STATED EXERCISE | Write the material out again in full, word for word. Do not include the pictures.

ROWS |
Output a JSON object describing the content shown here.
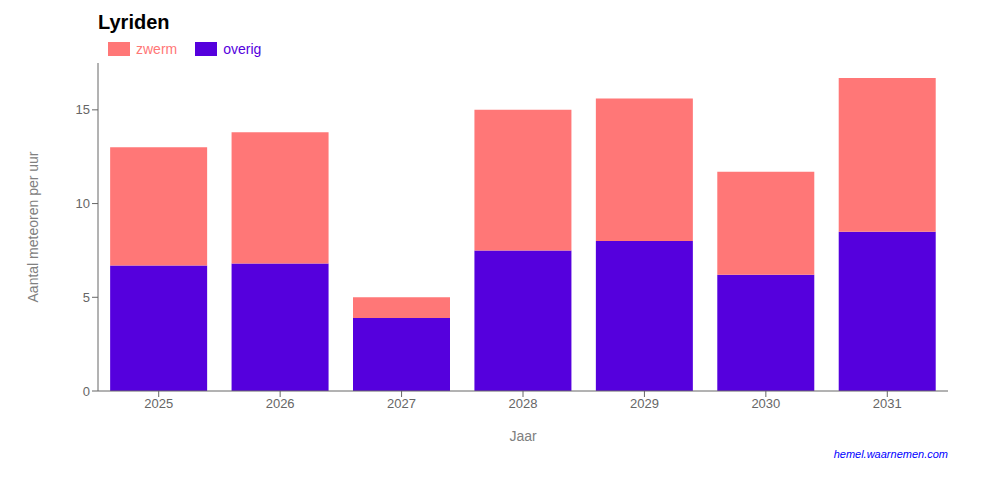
{
  "chart_data": {
    "type": "bar",
    "title": "Lyriden",
    "xlabel": "Jaar",
    "ylabel": "Aantal meteoren per uur",
    "categories": [
      "2025",
      "2026",
      "2027",
      "2028",
      "2029",
      "2030",
      "2031"
    ],
    "series": [
      {
        "name": "overig",
        "color": "#5500dd",
        "values": [
          6.7,
          6.8,
          3.9,
          7.5,
          8.0,
          6.2,
          8.5
        ]
      },
      {
        "name": "zwerm",
        "color": "#ff7777",
        "values": [
          6.3,
          7.0,
          1.1,
          7.5,
          7.6,
          5.5,
          8.2
        ]
      }
    ],
    "stacked": true,
    "ylim": [
      0,
      17.5
    ],
    "yticks": [
      0,
      5,
      10,
      15
    ],
    "grid": false,
    "legend": "upper left",
    "annotations": [
      "hemel.waarnemen.com"
    ]
  }
}
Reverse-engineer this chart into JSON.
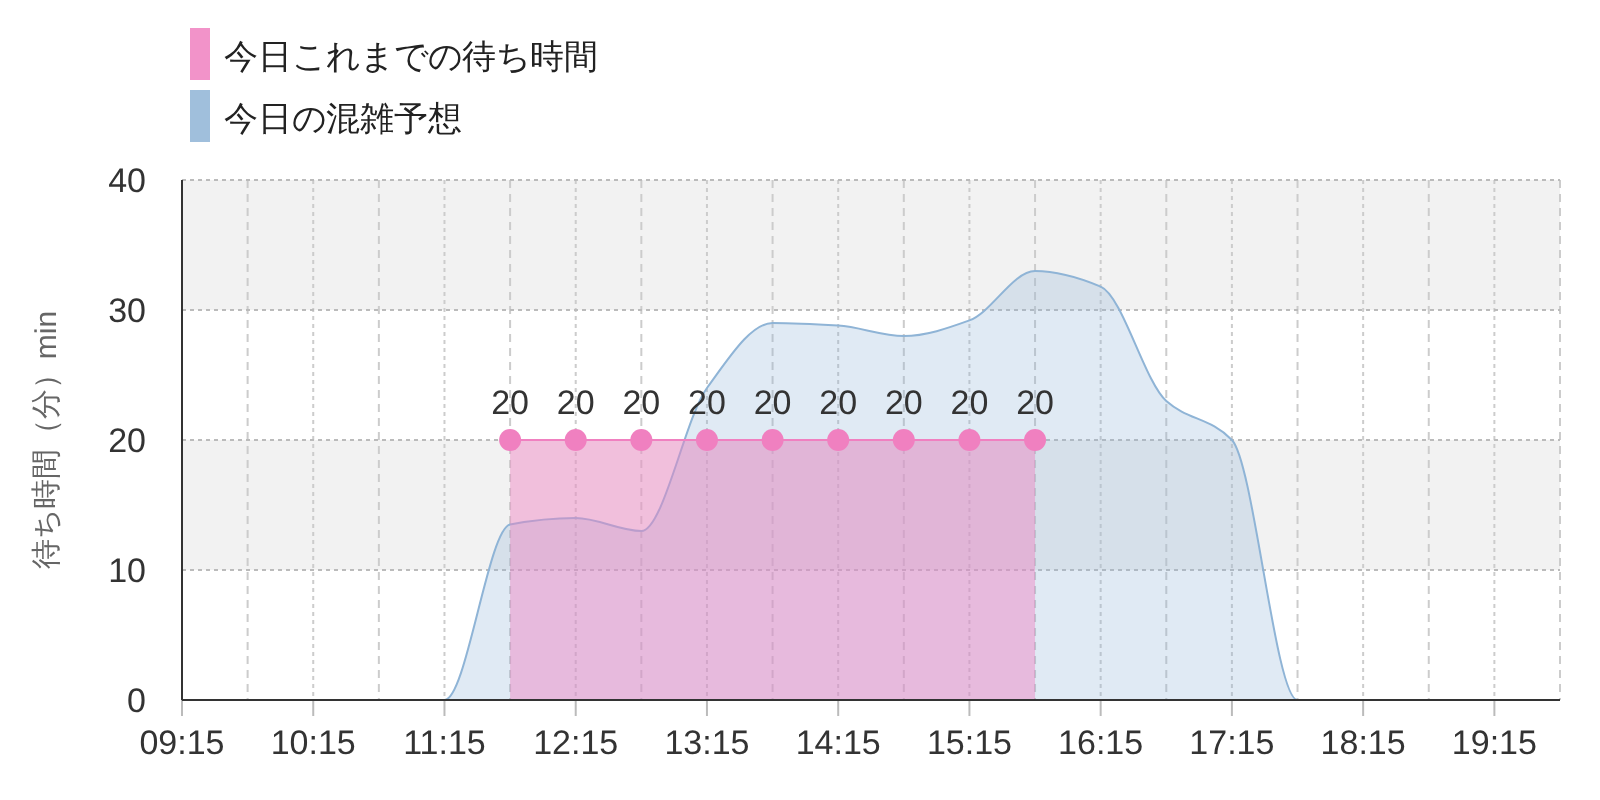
{
  "chart_data": {
    "type": "area",
    "ylabel": "待ち時間（分）min",
    "legend": "top left",
    "grid": true,
    "xlim": [
      9.25,
      19.75
    ],
    "ylim": [
      0,
      40
    ],
    "yticks": [
      0,
      10,
      20,
      30,
      40
    ],
    "xticks": [
      {
        "value": 9.25,
        "label": "09:15"
      },
      {
        "value": 9.75,
        "label": null
      },
      {
        "value": 10.25,
        "label": "10:15"
      },
      {
        "value": 10.75,
        "label": null
      },
      {
        "value": 11.25,
        "label": "11:15"
      },
      {
        "value": 11.75,
        "label": null
      },
      {
        "value": 12.25,
        "label": "12:15"
      },
      {
        "value": 12.75,
        "label": null
      },
      {
        "value": 13.25,
        "label": "13:15"
      },
      {
        "value": 13.75,
        "label": null
      },
      {
        "value": 14.25,
        "label": "14:15"
      },
      {
        "value": 14.75,
        "label": null
      },
      {
        "value": 15.25,
        "label": "15:15"
      },
      {
        "value": 15.75,
        "label": null
      },
      {
        "value": 16.25,
        "label": "16:15"
      },
      {
        "value": 16.75,
        "label": null
      },
      {
        "value": 17.25,
        "label": "17:15"
      },
      {
        "value": 17.75,
        "label": null
      },
      {
        "value": 18.25,
        "label": "18:15"
      },
      {
        "value": 18.75,
        "label": null
      },
      {
        "value": 19.25,
        "label": "19:15"
      },
      {
        "value": 19.75,
        "label": null
      }
    ],
    "bands": [
      {
        "axis": "y",
        "from": 10,
        "to": 20,
        "color": "#f2f2f2"
      },
      {
        "axis": "y",
        "from": 30,
        "to": 40,
        "color": "#f2f2f2"
      }
    ],
    "series": [
      {
        "name": "今日の混雑予想",
        "color": "#8fb4d6",
        "marker": "none",
        "x": [
          9.25,
          9.75,
          10.25,
          10.75,
          11.25,
          11.75,
          12.25,
          12.75,
          13.25,
          13.75,
          14.25,
          14.75,
          15.25,
          15.75,
          16.25,
          16.75,
          17.25,
          17.75,
          18.25,
          18.75,
          19.25,
          19.75
        ],
        "values": [
          0,
          0,
          0,
          0,
          0,
          13.5,
          14,
          13,
          24,
          29,
          28.8,
          28,
          29.2,
          33,
          31.8,
          23,
          20,
          0,
          0,
          0,
          0,
          0
        ]
      },
      {
        "name": "今日これまでの待ち時間",
        "color": "#f080c0",
        "marker": "circle",
        "x": [
          11.75,
          12.25,
          12.75,
          13.25,
          13.75,
          14.25,
          14.75,
          15.25,
          15.75
        ],
        "values": [
          20,
          20,
          20,
          20,
          20,
          20,
          20,
          20,
          20
        ],
        "value_labels": [
          "20",
          "20",
          "20",
          "20",
          "20",
          "20",
          "20",
          "20",
          "20"
        ]
      }
    ]
  }
}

SOLUTION FOR THIS TASK |
Output a JSON object describing the content shown here.
{
  "chart_data": {
    "type": "bar",
    "title": "Lyriden",
    "xlabel": "Jaar",
    "ylabel": "Aantal meteoren per uur",
    "categories": [
      "2025",
      "2026",
      "2027",
      "2028",
      "2029",
      "2030",
      "2031"
    ],
    "series": [
      {
        "name": "overig",
        "color": "#5500dd",
        "values": [
          6.7,
          6.8,
          3.9,
          7.5,
          8.0,
          6.2,
          8.5
        ]
      },
      {
        "name": "zwerm",
        "color": "#ff7777",
        "values": [
          6.3,
          7.0,
          1.1,
          7.5,
          7.6,
          5.5,
          8.2
        ]
      }
    ],
    "stacked": true,
    "ylim": [
      0,
      17.5
    ],
    "yticks": [
      0,
      5,
      10,
      15
    ],
    "grid": false,
    "legend": "upper left",
    "annotations": [
      "hemel.waarnemen.com"
    ]
  }
}
Reverse-engineer this chart into JSON.
{
  "chart_data": {
    "type": "area",
    "ylabel": "待ち時間（分）min",
    "legend": "top left",
    "grid": true,
    "xlim": [
      9.25,
      19.75
    ],
    "ylim": [
      0,
      40
    ],
    "yticks": [
      0,
      10,
      20,
      30,
      40
    ],
    "xticks": [
      {
        "value": 9.25,
        "label": "09:15"
      },
      {
        "value": 9.75,
        "label": null
      },
      {
        "value": 10.25,
        "label": "10:15"
      },
      {
        "value": 10.75,
        "label": null
      },
      {
        "value": 11.25,
        "label": "11:15"
      },
      {
        "value": 11.75,
        "label": null
      },
      {
        "value": 12.25,
        "label": "12:15"
      },
      {
        "value": 12.75,
        "label": null
      },
      {
        "value": 13.25,
        "label": "13:15"
      },
      {
        "value": 13.75,
        "label": null
      },
      {
        "value": 14.25,
        "label": "14:15"
      },
      {
        "value": 14.75,
        "label": null
      },
      {
        "value": 15.25,
        "label": "15:15"
      },
      {
        "value": 15.75,
        "label": null
      },
      {
        "value": 16.25,
        "label": "16:15"
      },
      {
        "value": 16.75,
        "label": null
      },
      {
        "value": 17.25,
        "label": "17:15"
      },
      {
        "value": 17.75,
        "label": null
      },
      {
        "value": 18.25,
        "label": "18:15"
      },
      {
        "value": 18.75,
        "label": null
      },
      {
        "value": 19.25,
        "label": "19:15"
      },
      {
        "value": 19.75,
        "label": null
      }
    ],
    "bands": [
      {
        "axis": "y",
        "from": 10,
        "to": 20,
        "color": "#f2f2f2"
      },
      {
        "axis": "y",
        "from": 30,
        "to": 40,
        "color": "#f2f2f2"
      }
    ],
    "series": [
      {
        "name": "今日の混雑予想",
        "color": "#8fb4d6",
        "marker": "none",
        "x": [
          9.25,
          9.75,
          10.25,
          10.75,
          11.25,
          11.75,
          12.25,
          12.75,
          13.25,
          13.75,
          14.25,
          14.75,
          15.25,
          15.75,
          16.25,
          16.75,
          17.25,
          17.75,
          18.25,
          18.75,
          19.25,
          19.75
        ],
        "values": [
          0,
          0,
          0,
          0,
          0,
          13.5,
          14,
          13,
          24,
          29,
          28.8,
          28,
          29.2,
          33,
          31.8,
          23,
          20,
          0,
          0,
          0,
          0,
          0
        ]
      },
      {
        "name": "今日これまでの待ち時間",
        "color": "#f080c0",
        "marker": "circle",
        "x": [
          11.75,
          12.25,
          12.75,
          13.25,
          13.75,
          14.25,
          14.75,
          15.25,
          15.75
        ],
        "values": [
          20,
          20,
          20,
          20,
          20,
          20,
          20,
          20,
          20
        ],
        "value_labels": [
          "20",
          "20",
          "20",
          "20",
          "20",
          "20",
          "20",
          "20",
          "20"
        ]
      }
    ]
  }
}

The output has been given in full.